── Input ──
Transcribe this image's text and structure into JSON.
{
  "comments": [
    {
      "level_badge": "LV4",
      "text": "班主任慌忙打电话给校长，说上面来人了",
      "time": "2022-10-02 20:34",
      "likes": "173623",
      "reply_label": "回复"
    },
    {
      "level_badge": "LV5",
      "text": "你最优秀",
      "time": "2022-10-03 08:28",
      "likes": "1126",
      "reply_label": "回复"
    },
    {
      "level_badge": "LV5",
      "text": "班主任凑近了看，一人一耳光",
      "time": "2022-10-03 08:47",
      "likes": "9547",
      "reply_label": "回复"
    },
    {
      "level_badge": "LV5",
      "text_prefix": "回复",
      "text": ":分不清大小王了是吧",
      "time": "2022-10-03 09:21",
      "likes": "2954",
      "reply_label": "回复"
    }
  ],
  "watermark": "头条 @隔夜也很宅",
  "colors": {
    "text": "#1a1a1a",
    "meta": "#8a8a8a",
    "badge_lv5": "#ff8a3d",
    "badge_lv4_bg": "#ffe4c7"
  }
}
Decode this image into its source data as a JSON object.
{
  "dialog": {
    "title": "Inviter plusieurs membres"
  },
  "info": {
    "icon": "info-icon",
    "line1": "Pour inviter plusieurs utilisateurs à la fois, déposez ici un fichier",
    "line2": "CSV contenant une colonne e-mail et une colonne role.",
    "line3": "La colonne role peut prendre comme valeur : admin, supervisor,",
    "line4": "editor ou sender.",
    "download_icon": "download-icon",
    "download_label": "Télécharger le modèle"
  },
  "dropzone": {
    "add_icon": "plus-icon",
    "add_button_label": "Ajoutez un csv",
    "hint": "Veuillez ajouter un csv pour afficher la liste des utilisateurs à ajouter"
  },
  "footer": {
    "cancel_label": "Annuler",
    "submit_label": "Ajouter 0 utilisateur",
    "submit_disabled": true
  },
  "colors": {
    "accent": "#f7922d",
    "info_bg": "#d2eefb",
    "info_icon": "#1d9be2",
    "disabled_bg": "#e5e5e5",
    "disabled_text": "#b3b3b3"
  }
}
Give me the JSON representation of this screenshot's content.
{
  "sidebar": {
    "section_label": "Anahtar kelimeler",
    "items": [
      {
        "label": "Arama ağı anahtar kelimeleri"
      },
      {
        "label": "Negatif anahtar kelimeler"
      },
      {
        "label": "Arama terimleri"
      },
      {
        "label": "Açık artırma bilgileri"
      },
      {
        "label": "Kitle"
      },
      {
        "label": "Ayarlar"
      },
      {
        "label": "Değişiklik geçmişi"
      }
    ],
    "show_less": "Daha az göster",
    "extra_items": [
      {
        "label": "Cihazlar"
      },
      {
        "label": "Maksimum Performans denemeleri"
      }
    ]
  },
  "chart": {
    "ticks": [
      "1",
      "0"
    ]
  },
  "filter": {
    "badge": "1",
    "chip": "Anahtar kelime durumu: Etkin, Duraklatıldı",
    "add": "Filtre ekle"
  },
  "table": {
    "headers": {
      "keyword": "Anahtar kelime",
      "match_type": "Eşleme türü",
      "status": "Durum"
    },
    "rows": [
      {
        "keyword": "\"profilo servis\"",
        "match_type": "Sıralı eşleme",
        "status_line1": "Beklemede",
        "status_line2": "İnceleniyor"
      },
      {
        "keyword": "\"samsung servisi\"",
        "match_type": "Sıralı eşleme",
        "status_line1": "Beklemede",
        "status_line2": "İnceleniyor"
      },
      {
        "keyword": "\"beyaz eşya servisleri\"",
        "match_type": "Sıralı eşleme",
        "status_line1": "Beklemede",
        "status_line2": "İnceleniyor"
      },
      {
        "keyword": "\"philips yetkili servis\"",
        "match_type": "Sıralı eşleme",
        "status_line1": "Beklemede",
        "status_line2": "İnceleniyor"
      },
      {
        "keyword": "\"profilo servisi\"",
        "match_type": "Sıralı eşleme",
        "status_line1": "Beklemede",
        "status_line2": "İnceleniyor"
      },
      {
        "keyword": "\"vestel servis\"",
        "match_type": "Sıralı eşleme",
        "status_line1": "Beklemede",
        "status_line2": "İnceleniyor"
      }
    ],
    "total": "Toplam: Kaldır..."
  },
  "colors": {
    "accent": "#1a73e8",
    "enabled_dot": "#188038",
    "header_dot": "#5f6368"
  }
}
───
__Work to do__.
Identify each line of the material where the word "plusieurs" shows up, and copy it.

__Output for this task__.
    "title": "Inviter plusieurs membres"
    "line1": "Pour inviter plusieurs utilisateurs à la fois, déposez ici un fichier",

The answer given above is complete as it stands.